WHAT YOU SHOULD DO:
For the word "catalase", state the number of lines in the data that contain it, and nothing else.

RECORDS FOR THIS EXERCISE:
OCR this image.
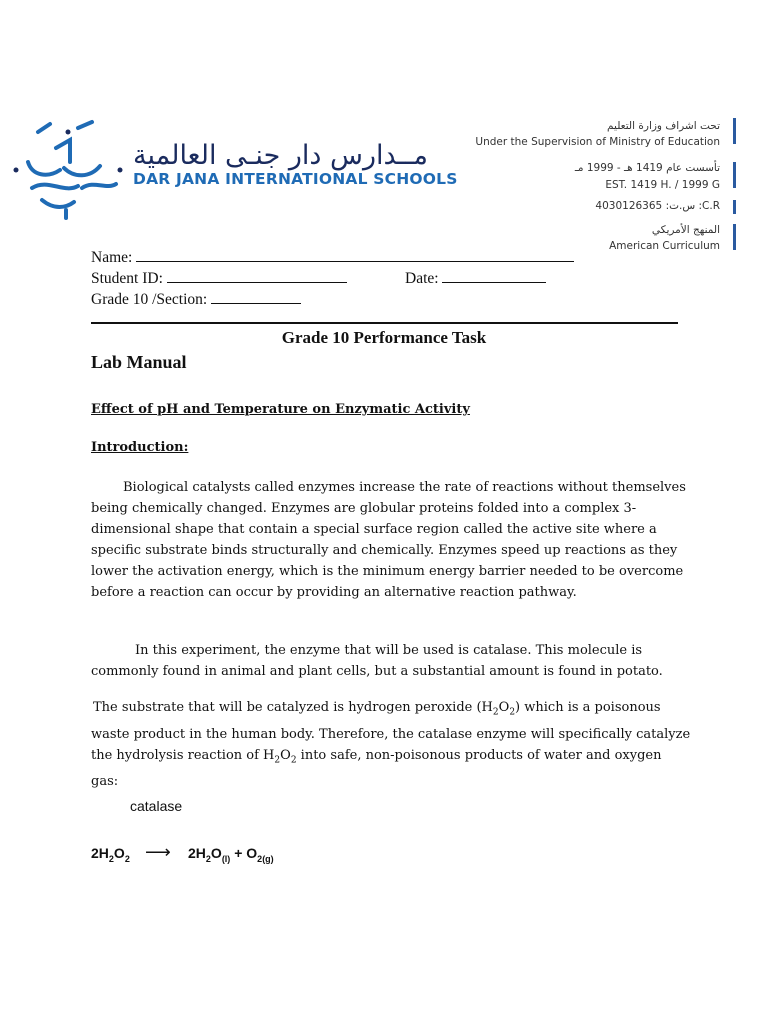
مــدارس دار جنـى العالمية
DAR JANA INTERNATIONAL SCHOOLS
تحت اشراف وزارة التعليم
Under the Supervision of Ministry of Education
تأسست عام 1419 هـ - 1999 مـ
EST. 1419 H. / 1999 G
س.ت: 4030126365 :C.R
المنهج الأمريكي
American Curriculum
Name:
Student ID:	Date:
Grade 10 /Section:
Grade 10 Performance Task
Lab Manual
Effect of pH and Temperature on Enzymatic Activity
Introduction:
Biological catalysts called enzymes increase the rate of reactions without themselves being chemically changed. Enzymes are globular proteins folded into a complex 3-dimensional shape that contain a special surface region called the active site where a specific substrate binds structurally and chemically. Enzymes speed up reactions as they lower the activation energy, which is the minimum energy barrier needed to be overcome before a reaction can occur by providing an alternative reaction pathway.
In this experiment, the enzyme that will be used is catalase. This molecule is commonly found in animal and plant cells, but a substantial amount is found in potato.
The substrate that will be catalyzed is hydrogen peroxide $(H_2O_2)$ which is a poisonous waste product in the human body. Therefore, the catalase enzyme will specifically catalyze the hydrolysis reaction of $H_2O_2$ into safe, non-poisonous products of water and oxygen gas:
catalase
$2H_2O_2$ ⟶ $2H_2O_{(l)} + O_{2(g)}$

ANSWER SPACE:
3